Extracted material:
_ _ _

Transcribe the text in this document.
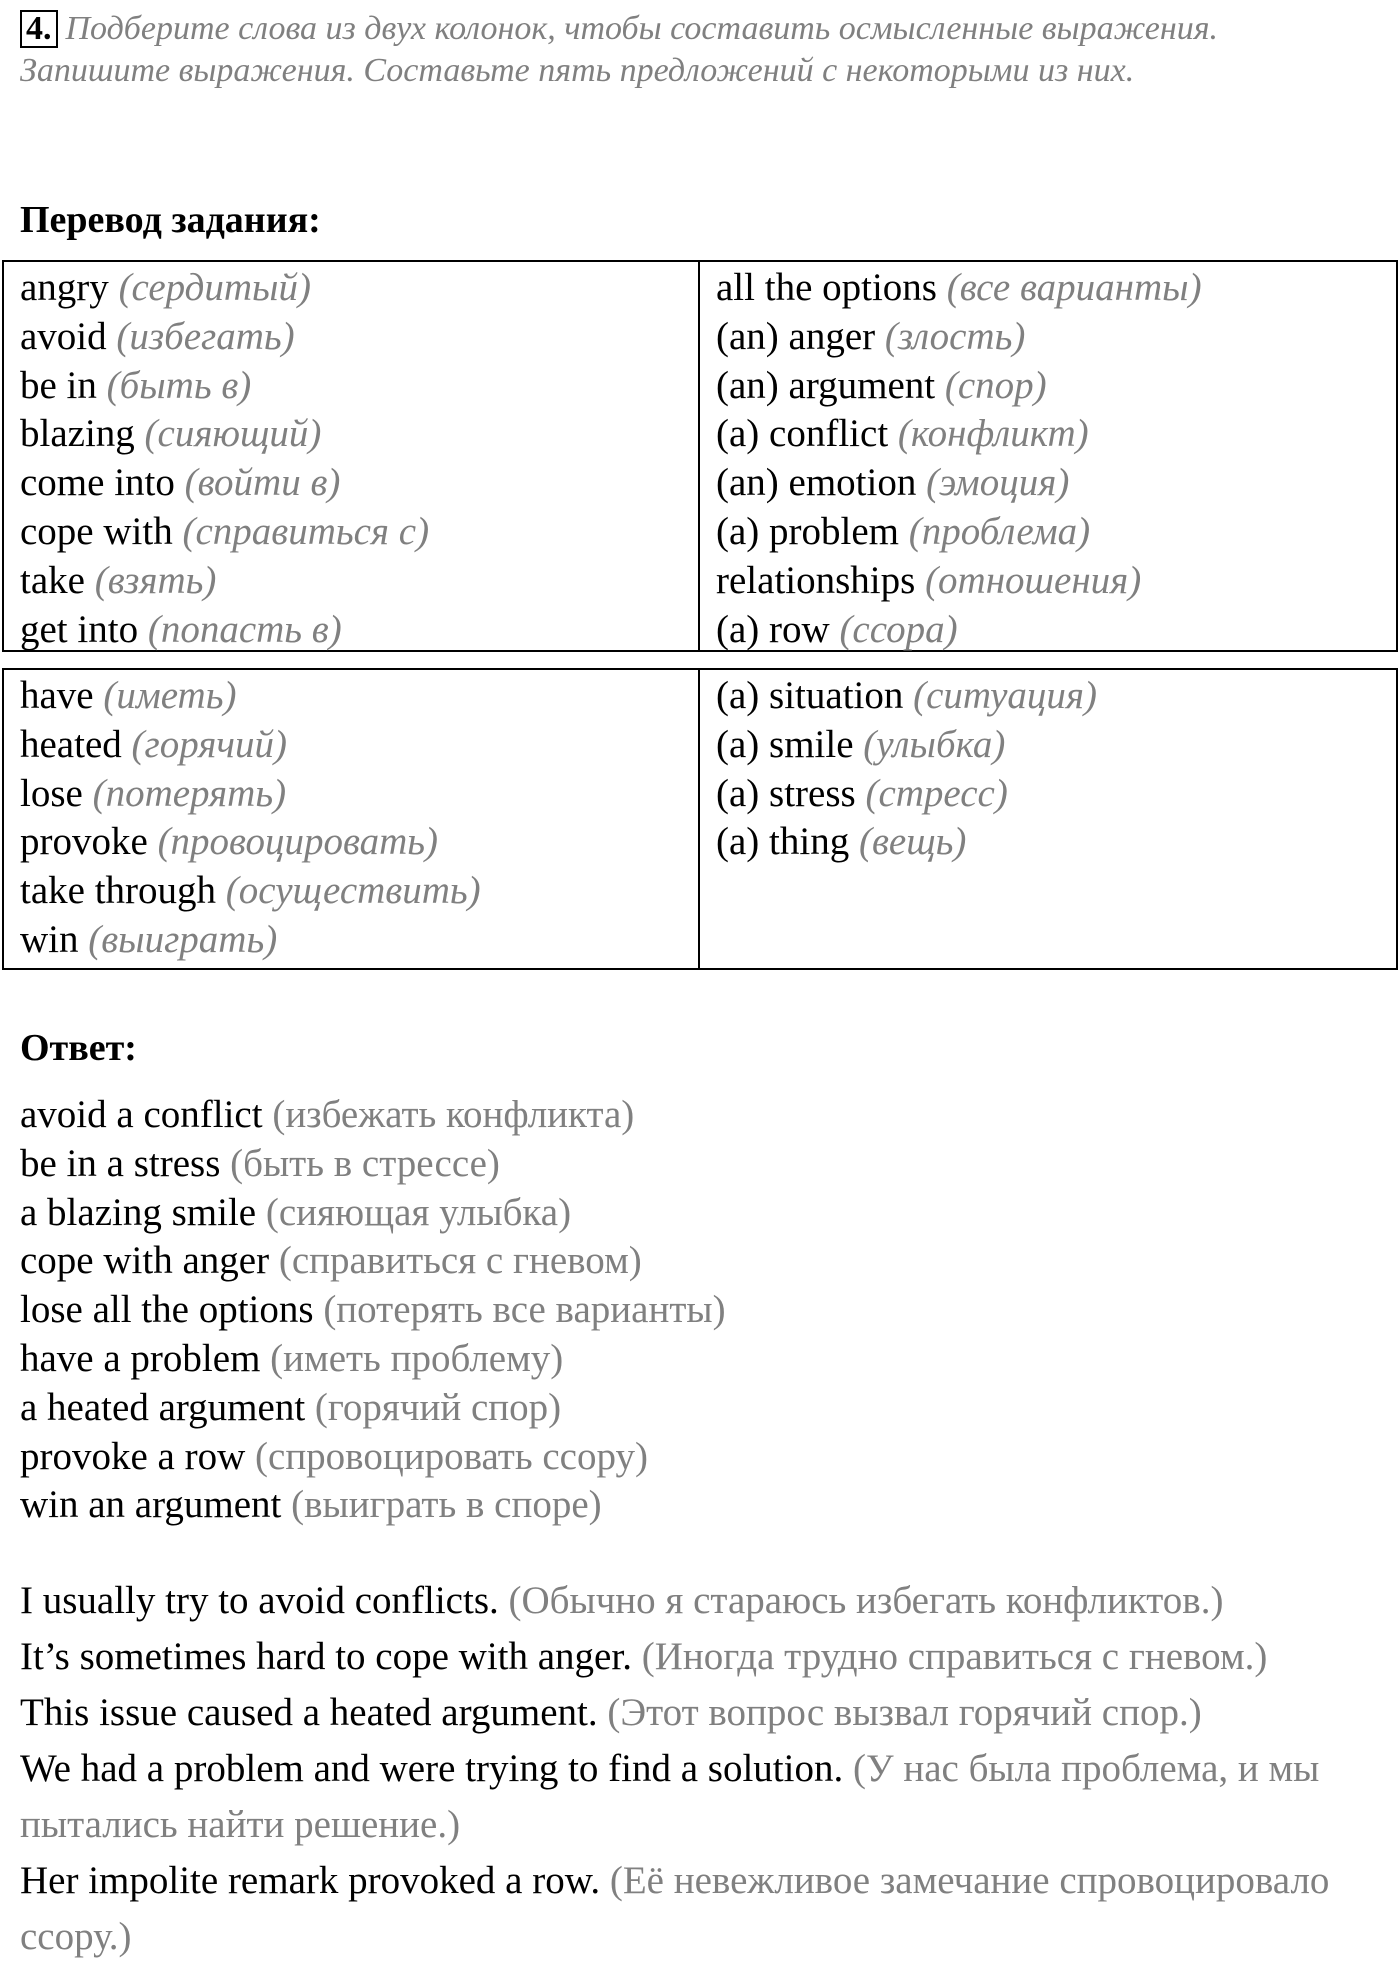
4. Подберите слова из двух колонок, чтобы составить осмысленные выражения.
Запишите выражения. Составьте пять предложений с некоторыми из них.
Перевод задания:
angry (сердитый)
avoid (избегать)
be in (быть в)
blazing (сияющий)
come into (войти в)
cope with (справиться с)
take (взять)
get into (попасть в)
all the options (все варианты)
(an) anger (злость)
(an) argument (спор)
(a) conflict (конфликт)
(an) emotion (эмоция)
(a) problem (проблема)
relationships (отношения)
(a) row (ссора)
have (иметь)
heated (горячий)
lose (потерять)
provoke (провоцировать)
take through (осуществить)
win (выиграть)
(a) situation (ситуация)
(a) smile (улыбка)
(a) stress (стресс)
(a) thing (вещь)
Ответ:
avoid a conflict (избежать конфликта)
be in a stress (быть в стрессе)
a blazing smile (сияющая улыбка)
cope with anger (справиться с гневом)
lose all the options (потерять все варианты)
have a problem (иметь проблему)
a heated argument (горячий спор)
provoke a row (спровоцировать ссору)
win an argument (выиграть в споре)
I usually try to avoid conflicts. (Обычно я стараюсь избегать конфликтов.)
It’s sometimes hard to cope with anger. (Иногда трудно справиться с гневом.)
This issue caused a heated argument. (Этот вопрос вызвал горячий спор.)
We had a problem and were trying to find a solution. (У нас была проблема, и мы пытались найти решение.)
Her impolite remark provoked a row. (Её невежливое замечание спровоцировало ссору.)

_ _ _

What is asked: Identify every line above that includes the word "иметь", and show those lines.

Answer for the task:
have (иметь)
have a problem (иметь проблему)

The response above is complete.